> [EXTRACTED INFORMATION]
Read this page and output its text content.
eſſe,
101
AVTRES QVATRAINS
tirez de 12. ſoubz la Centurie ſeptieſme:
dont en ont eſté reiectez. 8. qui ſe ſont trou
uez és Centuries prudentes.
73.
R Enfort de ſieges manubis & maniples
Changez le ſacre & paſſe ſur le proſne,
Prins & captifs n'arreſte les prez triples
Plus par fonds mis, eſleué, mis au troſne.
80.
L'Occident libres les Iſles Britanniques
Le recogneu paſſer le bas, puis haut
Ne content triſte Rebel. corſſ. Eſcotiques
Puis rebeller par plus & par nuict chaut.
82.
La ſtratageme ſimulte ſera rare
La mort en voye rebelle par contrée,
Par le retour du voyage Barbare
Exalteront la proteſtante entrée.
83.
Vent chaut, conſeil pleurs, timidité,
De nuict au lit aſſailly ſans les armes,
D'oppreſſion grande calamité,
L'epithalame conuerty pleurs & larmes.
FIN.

> [AIM OF THE EXERCISE] Repeat the records above exactly as they appear.

> [ANSWER TO THE EXERCISE]
Read this page and output its text content.
eſſe,
101
AVTRES QVATRAINS
tirez de 12. ſoubz la Centurie ſeptieſme:
dont en ont eſté reiectez. 8. qui ſe ſont trou
uez és Centuries prudentes.
73.
R Enfort de ſieges manubis & maniples
Changez le ſacre & paſſe ſur le proſne,
Prins & captifs n'arreſte les prez triples
Plus par fonds mis, eſleué, mis au troſne.
80.
L'Occident libres les Iſles Britanniques
Le recogneu paſſer le bas, puis haut
Ne content triſte Rebel. corſſ. Eſcotiques
Puis rebeller par plus & par nuict chaut.
82.
La ſtratageme ſimulte ſera rare
La mort en voye rebelle par contrée,
Par le retour du voyage Barbare
Exalteront la proteſtante entrée.
83.
Vent chaut, conſeil pleurs, timidité,
De nuict au lit aſſailly ſans les armes,
D'oppreſſion grande calamité,
L'epithalame conuerty pleurs & larmes.
FIN.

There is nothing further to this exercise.